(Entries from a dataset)
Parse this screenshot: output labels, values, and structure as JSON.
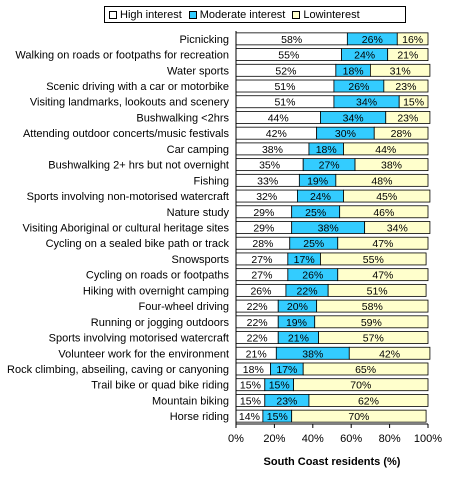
{
  "colors": {
    "high": "#ffffff",
    "moderate": "#33ccff",
    "low": "#ffffcc"
  },
  "legend": {
    "high": "High interest",
    "moderate": "Moderate interest",
    "low": "Lowinterest"
  },
  "chart_data": {
    "type": "bar",
    "orientation": "horizontal",
    "stacked": true,
    "xlabel": "South Coast residents (%)",
    "xlim": [
      0,
      100
    ],
    "xticks": [
      "0%",
      "20%",
      "40%",
      "60%",
      "80%",
      "100%"
    ],
    "grid": false,
    "legend_position": "top",
    "categories": [
      "Picnicking",
      "Walking on roads or footpaths for recreation",
      "Water sports",
      "Scenic driving with a car or motorbike",
      "Visiting landmarks, lookouts and scenery",
      "Bushwalking <2hrs",
      "Attending outdoor concerts/music festivals",
      "Car camping",
      "Bushwalking 2+ hrs but not overnight",
      "Fishing",
      "Sports involving non-motorised watercraft",
      "Nature study",
      "Visiting Aboriginal or cultural heritage sites",
      "Cycling on a sealed bike path or track",
      "Snowsports",
      "Cycling on roads or footpaths",
      "Hiking with overnight camping",
      "Four-wheel driving",
      "Running or jogging outdoors",
      "Sports involving motorised watercraft",
      "Volunteer work for the environment",
      "Rock climbing, abseiling, caving or canyoning",
      "Trail bike or quad bike riding",
      "Mountain biking",
      "Horse riding"
    ],
    "series": [
      {
        "name": "High interest",
        "colorKey": "high",
        "values": [
          58,
          55,
          52,
          51,
          51,
          44,
          42,
          38,
          35,
          33,
          32,
          29,
          29,
          28,
          27,
          27,
          26,
          22,
          22,
          22,
          21,
          18,
          15,
          15,
          14
        ]
      },
      {
        "name": "Moderate interest",
        "colorKey": "moderate",
        "values": [
          26,
          24,
          18,
          26,
          34,
          34,
          30,
          18,
          27,
          19,
          24,
          25,
          38,
          25,
          17,
          26,
          22,
          20,
          19,
          21,
          38,
          17,
          15,
          23,
          15
        ]
      },
      {
        "name": "Lowinterest",
        "colorKey": "low",
        "values": [
          16,
          21,
          31,
          23,
          15,
          23,
          28,
          44,
          38,
          48,
          45,
          46,
          34,
          47,
          55,
          47,
          51,
          58,
          59,
          57,
          42,
          65,
          70,
          62,
          70
        ]
      }
    ]
  }
}
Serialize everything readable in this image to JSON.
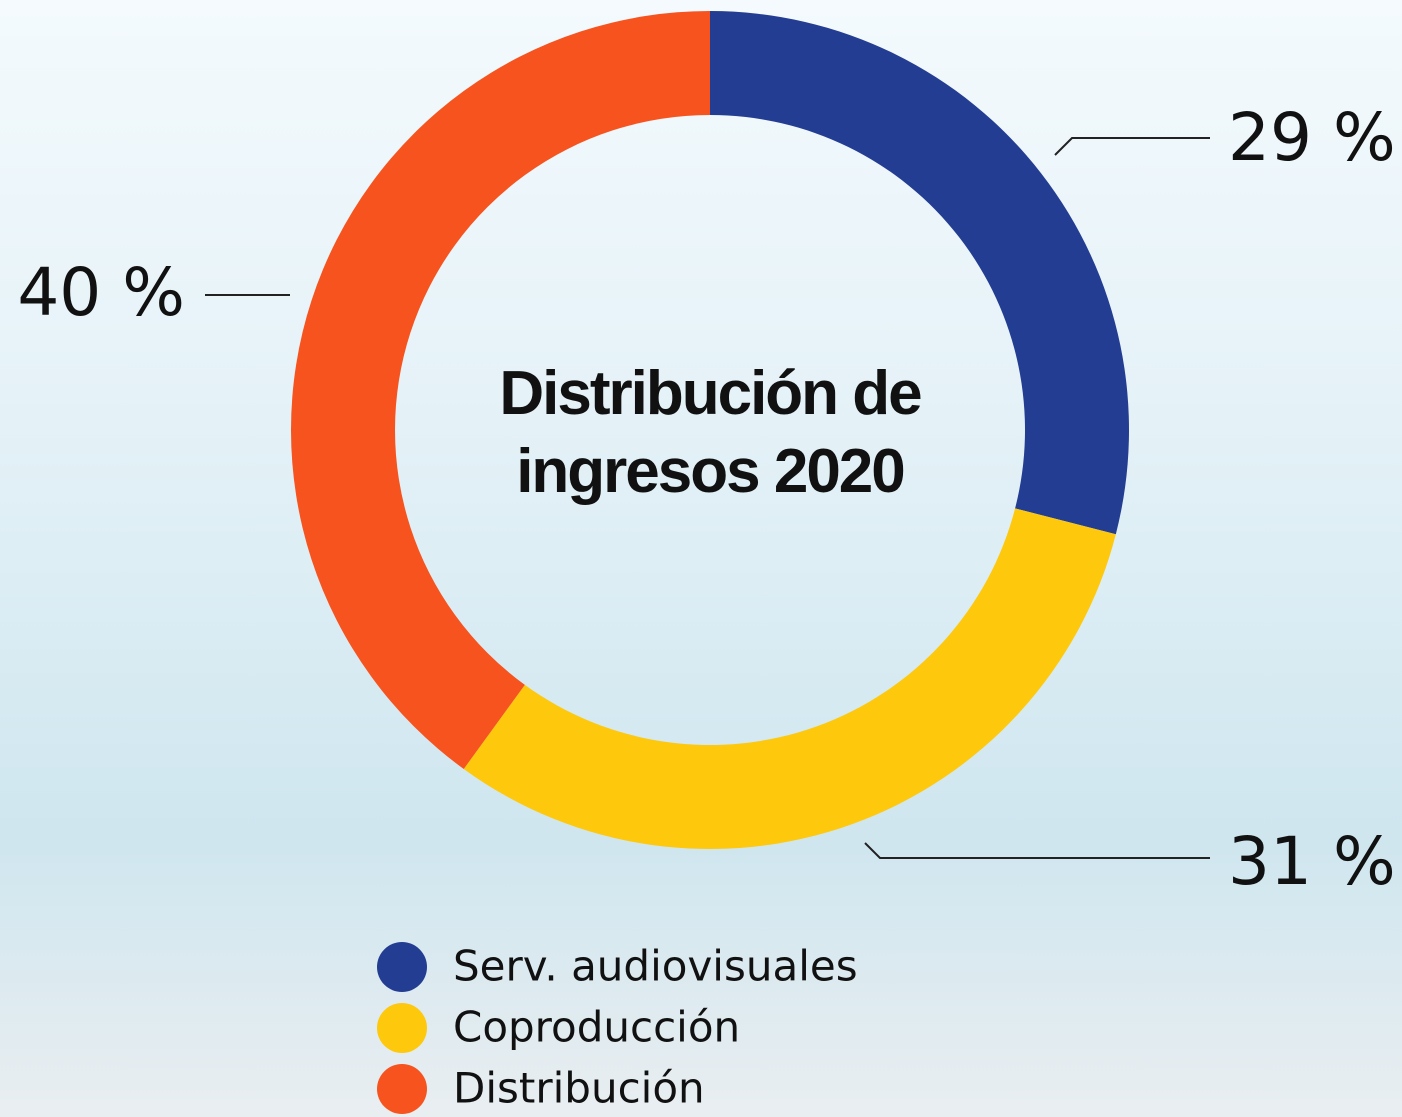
{
  "chart_data": {
    "type": "donut",
    "title": "Distribución de ingresos 2020",
    "categories": [
      "Serv. audiovisuales",
      "Coproducción",
      "Distribución"
    ],
    "values": [
      29,
      31,
      40
    ],
    "value_labels": [
      "29 %",
      "31 %",
      "40 %"
    ],
    "colors": [
      "#233d92",
      "#fec80c",
      "#f6531e"
    ]
  }
}
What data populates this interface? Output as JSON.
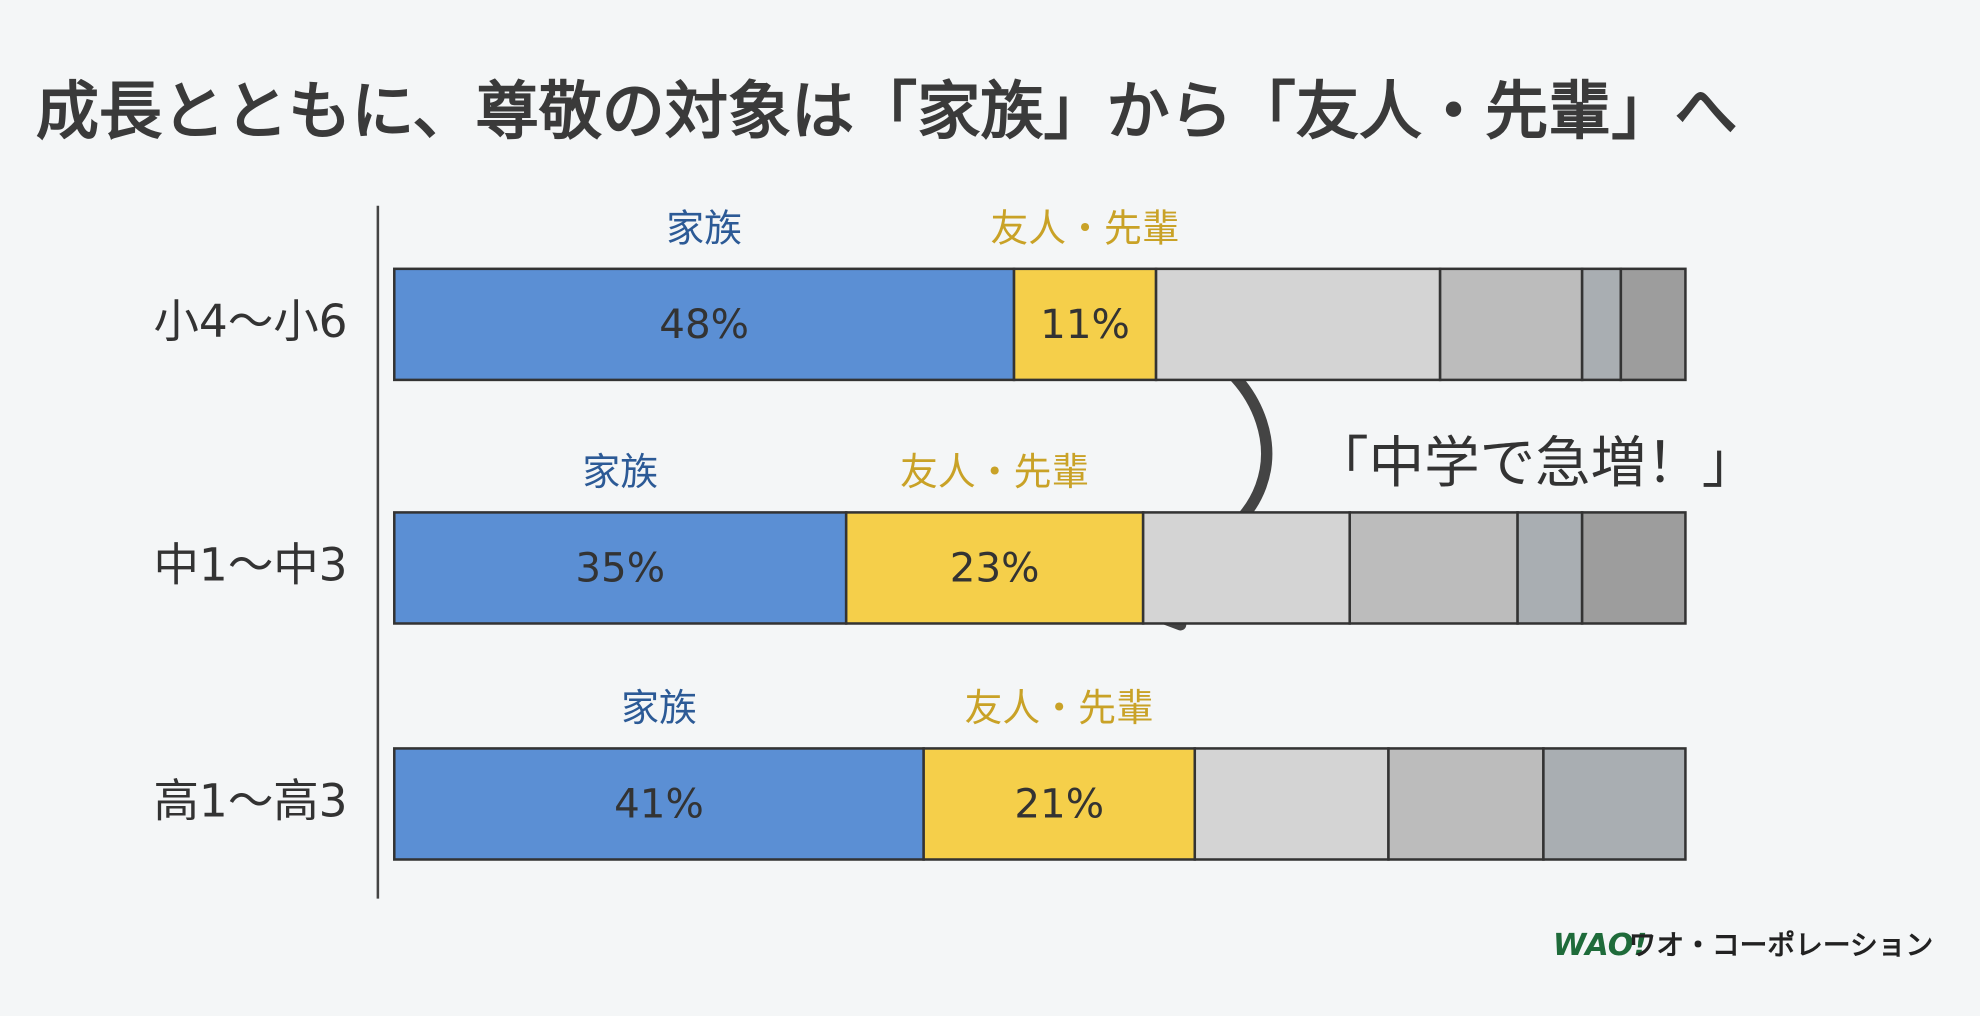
{
  "chart_data": {
    "type": "stacked-bar-horizontal",
    "title": "成長とともに、尊敬の対象は「家族」から「友人・先輩」へ",
    "annotation": "「中学で急増！」",
    "logo": {
      "mark": "WAO!",
      "name": "ワオ・コーポレーション"
    },
    "categories": [
      "小4～小6",
      "中1～中3",
      "高1～高3"
    ],
    "xlim": [
      0,
      100
    ],
    "series": [
      {
        "name": "家族",
        "color": "#5b8fd4",
        "values": [
          48,
          35,
          41
        ],
        "value_labels": [
          "48%",
          "35%",
          "41%"
        ]
      },
      {
        "name": "友人・先輩",
        "color": "#f5cf4a",
        "values": [
          11,
          23,
          21
        ],
        "value_labels": [
          "11%",
          "23%",
          "21%"
        ]
      },
      {
        "color": "#d4d4d4",
        "values": [
          22,
          16,
          15
        ]
      },
      {
        "color": "#bcbcbc",
        "values": [
          11,
          13,
          12
        ]
      },
      {
        "color": "#a9aeb2",
        "values": [
          3,
          5,
          11
        ]
      },
      {
        "color": "#9d9d9d",
        "values": [
          5,
          8,
          null
        ]
      }
    ]
  }
}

### PROBLEM
Report the number of lines in the listing above that include the word "footpaths", and nothing else.

### FINAL RESULT
2